■ **Exercise prompt**
Reproduce the listing verbatim.

■ **Figure collection entries**
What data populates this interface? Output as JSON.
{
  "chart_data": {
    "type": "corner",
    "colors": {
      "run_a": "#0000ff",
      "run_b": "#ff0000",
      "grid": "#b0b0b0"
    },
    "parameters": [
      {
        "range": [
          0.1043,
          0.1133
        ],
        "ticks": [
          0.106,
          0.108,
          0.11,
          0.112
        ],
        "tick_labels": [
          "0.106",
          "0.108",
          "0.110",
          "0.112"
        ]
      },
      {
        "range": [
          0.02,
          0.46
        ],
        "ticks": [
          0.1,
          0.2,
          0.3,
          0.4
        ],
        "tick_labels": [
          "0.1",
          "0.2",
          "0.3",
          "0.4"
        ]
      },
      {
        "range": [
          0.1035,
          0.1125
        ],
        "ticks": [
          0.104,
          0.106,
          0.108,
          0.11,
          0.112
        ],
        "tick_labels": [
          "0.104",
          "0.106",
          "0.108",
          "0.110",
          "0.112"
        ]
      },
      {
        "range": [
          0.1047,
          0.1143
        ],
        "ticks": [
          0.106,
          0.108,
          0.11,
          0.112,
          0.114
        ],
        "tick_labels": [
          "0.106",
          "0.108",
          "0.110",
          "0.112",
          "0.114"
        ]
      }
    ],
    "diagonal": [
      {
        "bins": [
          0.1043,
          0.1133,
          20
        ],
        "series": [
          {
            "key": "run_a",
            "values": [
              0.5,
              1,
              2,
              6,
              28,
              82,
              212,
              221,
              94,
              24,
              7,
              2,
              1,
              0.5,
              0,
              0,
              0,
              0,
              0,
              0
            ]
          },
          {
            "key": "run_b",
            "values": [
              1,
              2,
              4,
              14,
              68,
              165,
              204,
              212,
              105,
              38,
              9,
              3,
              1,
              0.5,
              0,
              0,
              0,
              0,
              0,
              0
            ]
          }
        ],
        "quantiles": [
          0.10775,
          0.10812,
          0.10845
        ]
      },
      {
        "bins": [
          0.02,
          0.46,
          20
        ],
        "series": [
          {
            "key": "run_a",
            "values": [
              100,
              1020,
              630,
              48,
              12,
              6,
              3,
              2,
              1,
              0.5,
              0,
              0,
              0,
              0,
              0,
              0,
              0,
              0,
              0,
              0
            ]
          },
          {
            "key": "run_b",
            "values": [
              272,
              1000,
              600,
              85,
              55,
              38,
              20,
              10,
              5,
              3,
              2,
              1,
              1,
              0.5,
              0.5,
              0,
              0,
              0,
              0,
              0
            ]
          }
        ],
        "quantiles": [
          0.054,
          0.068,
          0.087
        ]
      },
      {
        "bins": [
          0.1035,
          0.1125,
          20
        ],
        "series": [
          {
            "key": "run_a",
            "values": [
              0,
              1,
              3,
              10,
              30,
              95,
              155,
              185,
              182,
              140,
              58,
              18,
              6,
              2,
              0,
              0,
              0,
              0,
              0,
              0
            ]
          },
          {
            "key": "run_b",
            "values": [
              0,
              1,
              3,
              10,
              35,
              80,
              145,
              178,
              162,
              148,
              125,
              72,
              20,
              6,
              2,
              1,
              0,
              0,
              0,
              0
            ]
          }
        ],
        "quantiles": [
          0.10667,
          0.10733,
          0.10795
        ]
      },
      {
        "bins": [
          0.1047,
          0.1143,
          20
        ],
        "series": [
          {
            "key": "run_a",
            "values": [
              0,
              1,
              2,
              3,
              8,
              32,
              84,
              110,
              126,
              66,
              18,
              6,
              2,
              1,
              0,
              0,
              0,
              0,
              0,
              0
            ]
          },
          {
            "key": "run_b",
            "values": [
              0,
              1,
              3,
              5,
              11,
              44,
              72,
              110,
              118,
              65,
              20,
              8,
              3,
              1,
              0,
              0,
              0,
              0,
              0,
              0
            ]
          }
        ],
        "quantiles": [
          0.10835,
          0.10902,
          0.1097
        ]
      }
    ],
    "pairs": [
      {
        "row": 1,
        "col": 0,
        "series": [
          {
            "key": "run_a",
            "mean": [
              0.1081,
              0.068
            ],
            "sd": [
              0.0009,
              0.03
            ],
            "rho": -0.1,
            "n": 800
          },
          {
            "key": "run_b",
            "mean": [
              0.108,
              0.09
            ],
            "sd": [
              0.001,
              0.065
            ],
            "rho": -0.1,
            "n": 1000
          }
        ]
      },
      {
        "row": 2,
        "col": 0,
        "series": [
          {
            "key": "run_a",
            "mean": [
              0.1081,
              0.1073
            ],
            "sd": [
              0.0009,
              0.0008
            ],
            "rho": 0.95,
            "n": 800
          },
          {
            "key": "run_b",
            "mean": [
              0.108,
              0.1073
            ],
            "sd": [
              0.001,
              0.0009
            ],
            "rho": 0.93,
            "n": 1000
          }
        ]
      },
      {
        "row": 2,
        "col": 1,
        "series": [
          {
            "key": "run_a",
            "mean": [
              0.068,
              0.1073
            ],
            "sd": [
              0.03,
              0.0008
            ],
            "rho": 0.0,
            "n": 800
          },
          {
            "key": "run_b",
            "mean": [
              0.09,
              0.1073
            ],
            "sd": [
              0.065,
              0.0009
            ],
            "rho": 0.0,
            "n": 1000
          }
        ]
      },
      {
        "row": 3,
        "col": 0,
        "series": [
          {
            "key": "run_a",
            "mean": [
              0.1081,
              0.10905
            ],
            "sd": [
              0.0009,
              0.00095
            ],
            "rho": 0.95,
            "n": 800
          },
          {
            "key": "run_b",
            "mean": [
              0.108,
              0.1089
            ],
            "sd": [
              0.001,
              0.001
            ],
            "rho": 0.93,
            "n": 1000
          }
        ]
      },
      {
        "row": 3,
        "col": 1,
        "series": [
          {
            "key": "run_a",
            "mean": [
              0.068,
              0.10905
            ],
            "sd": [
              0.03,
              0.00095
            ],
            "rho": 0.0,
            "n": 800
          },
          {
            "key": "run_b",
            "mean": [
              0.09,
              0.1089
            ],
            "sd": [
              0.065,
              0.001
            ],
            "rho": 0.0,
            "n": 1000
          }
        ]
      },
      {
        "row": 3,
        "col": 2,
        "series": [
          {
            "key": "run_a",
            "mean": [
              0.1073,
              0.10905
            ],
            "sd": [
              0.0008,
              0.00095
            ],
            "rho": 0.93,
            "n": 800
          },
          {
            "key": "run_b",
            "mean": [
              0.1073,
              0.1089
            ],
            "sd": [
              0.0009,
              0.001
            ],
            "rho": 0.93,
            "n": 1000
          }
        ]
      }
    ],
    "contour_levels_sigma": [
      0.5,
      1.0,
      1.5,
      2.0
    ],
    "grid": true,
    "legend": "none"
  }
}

■ **Result of this exercise**
What data populates this interface? Output as JSON.
{
  "chart_data": {
    "type": "corner",
    "colors": {
      "run_a": "#0000ff",
      "run_b": "#ff0000",
      "grid": "#b0b0b0"
    },
    "parameters": [
      {
        "range": [
          0.1043,
          0.1133
        ],
        "ticks": [
          0.106,
          0.108,
          0.11,
          0.112
        ],
        "tick_labels": [
          "0.106",
          "0.108",
          "0.110",
          "0.112"
        ]
      },
      {
        "range": [
          0.02,
          0.46
        ],
        "ticks": [
          0.1,
          0.2,
          0.3,
          0.4
        ],
        "tick_labels": [
          "0.1",
          "0.2",
          "0.3",
          "0.4"
        ]
      },
      {
        "range": [
          0.1035,
          0.1125
        ],
        "ticks": [
          0.104,
          0.106,
          0.108,
          0.11,
          0.112
        ],
        "tick_labels": [
          "0.104",
          "0.106",
          "0.108",
          "0.110",
          "0.112"
        ]
      },
      {
        "range": [
          0.1047,
          0.1143
        ],
        "ticks": [
          0.106,
          0.108,
          0.11,
          0.112,
          0.114
        ],
        "tick_labels": [
          "0.106",
          "0.108",
          "0.110",
          "0.112",
          "0.114"
        ]
      }
    ],
    "diagonal": [
      {
        "bins": [
          0.1043,
          0.1133,
          20
        ],
        "series": [
          {
            "key": "run_a",
            "values": [
              0.5,
              1,
              2,
              6,
              28,
              82,
              212,
              221,
              94,
              24,
              7,
              2,
              1,
              0.5,
              0,
              0,
              0,
              0,
              0,
              0
            ]
          },
          {
            "key": "run_b",
            "values": [
              1,
              2,
              4,
              14,
              68,
              165,
              204,
              212,
              105,
              38,
              9,
              3,
              1,
              0.5,
              0,
              0,
              0,
              0,
              0,
              0
            ]
          }
        ],
        "quantiles": [
          0.10775,
          0.10812,
          0.10845
        ]
      },
      {
        "bins": [
          0.02,
          0.46,
          20
        ],
        "series": [
          {
            "key": "run_a",
            "values": [
              100,
              1020,
              630,
              48,
              12,
              6,
              3,
              2,
              1,
              0.5,
              0,
              0,
              0,
              0,
              0,
              0,
              0,
              0,
              0,
              0
            ]
          },
          {
            "key": "run_b",
            "values": [
              272,
              1000,
              600,
              85,
              55,
              38,
              20,
              10,
              5,
              3,
              2,
              1,
              1,
              0.5,
              0.5,
              0,
              0,
              0,
              0,
              0
            ]
          }
        ],
        "quantiles": [
          0.054,
          0.068,
          0.087
        ]
      },
      {
        "bins": [
          0.1035,
          0.1125,
          20
        ],
        "series": [
          {
            "key": "run_a",
            "values": [
              0,
              1,
              3,
              10,
              30,
              95,
              155,
              185,
              182,
              140,
              58,
              18,
              6,
              2,
              0,
              0,
              0,
              0,
              0,
              0
            ]
          },
          {
            "key": "run_b",
            "values": [
              0,
              1,
              3,
              10,
              35,
              80,
              145,
              178,
              162,
              148,
              125,
              72,
              20,
              6,
              2,
              1,
              0,
              0,
              0,
              0
            ]
          }
        ],
        "quantiles": [
          0.10667,
          0.10733,
          0.10795
        ]
      },
      {
        "bins": [
          0.1047,
          0.1143,
          20
        ],
        "series": [
          {
            "key": "run_a",
            "values": [
              0,
              1,
              2,
              3,
              8,
              32,
              84,
              110,
              126,
              66,
              18,
              6,
              2,
              1,
              0,
              0,
              0,
              0,
              0,
              0
            ]
          },
          {
            "key": "run_b",
            "values": [
              0,
              1,
              3,
              5,
              11,
              44,
              72,
              110,
              118,
              65,
              20,
              8,
              3,
              1,
              0,
              0,
              0,
              0,
              0,
              0
            ]
          }
        ],
        "quantiles": [
          0.10835,
          0.10902,
          0.1097
        ]
      }
    ],
    "pairs": [
      {
        "row": 1,
        "col": 0,
        "series": [
          {
            "key": "run_a",
            "mean": [
              0.1081,
              0.068
            ],
            "sd": [
              0.0009,
              0.03
            ],
            "rho": -0.1,
            "n": 800
          },
          {
            "key": "run_b",
            "mean": [
              0.108,
              0.09
            ],
            "sd": [
              0.001,
              0.065
            ],
            "rho": -0.1,
            "n": 1000
          }
        ]
      },
      {
        "row": 2,
        "col": 0,
        "series": [
          {
            "key": "run_a",
            "mean": [
              0.1081,
              0.1073
            ],
            "sd": [
              0.0009,
              0.0008
            ],
            "rho": 0.95,
            "n": 800
          },
          {
            "key": "run_b",
            "mean": [
              0.108,
              0.1073
            ],
            "sd": [
              0.001,
              0.0009
            ],
            "rho": 0.93,
            "n": 1000
          }
        ]
      },
      {
        "row": 2,
        "col": 1,
        "series": [
          {
            "key": "run_a",
            "mean": [
              0.068,
              0.1073
            ],
            "sd": [
              0.03,
              0.0008
            ],
            "rho": 0.0,
            "n": 800
          },
          {
            "key": "run_b",
            "mean": [
              0.09,
              0.1073
            ],
            "sd": [
              0.065,
              0.0009
            ],
            "rho": 0.0,
            "n": 1000
          }
        ]
      },
      {
        "row": 3,
        "col": 0,
        "series": [
          {
            "key": "run_a",
            "mean": [
              0.1081,
              0.10905
            ],
            "sd": [
              0.0009,
              0.00095
            ],
            "rho": 0.95,
            "n": 800
          },
          {
            "key": "run_b",
            "mean": [
              0.108,
              0.1089
            ],
            "sd": [
              0.001,
              0.001
            ],
            "rho": 0.93,
            "n": 1000
          }
        ]
      },
      {
        "row": 3,
        "col": 1,
        "series": [
          {
            "key": "run_a",
            "mean": [
              0.068,
              0.10905
            ],
            "sd": [
              0.03,
              0.00095
            ],
            "rho": 0.0,
            "n": 800
          },
          {
            "key": "run_b",
            "mean": [
              0.09,
              0.1089
            ],
            "sd": [
              0.065,
              0.001
            ],
            "rho": 0.0,
            "n": 1000
          }
        ]
      },
      {
        "row": 3,
        "col": 2,
        "series": [
          {
            "key": "run_a",
            "mean": [
              0.1073,
              0.10905
            ],
            "sd": [
              0.0008,
              0.00095
            ],
            "rho": 0.93,
            "n": 800
          },
          {
            "key": "run_b",
            "mean": [
              0.1073,
              0.1089
            ],
            "sd": [
              0.0009,
              0.001
            ],
            "rho": 0.93,
            "n": 1000
          }
        ]
      }
    ],
    "contour_levels_sigma": [
      0.5,
      1.0,
      1.5,
      2.0
    ],
    "grid": true,
    "legend": "none"
  }
}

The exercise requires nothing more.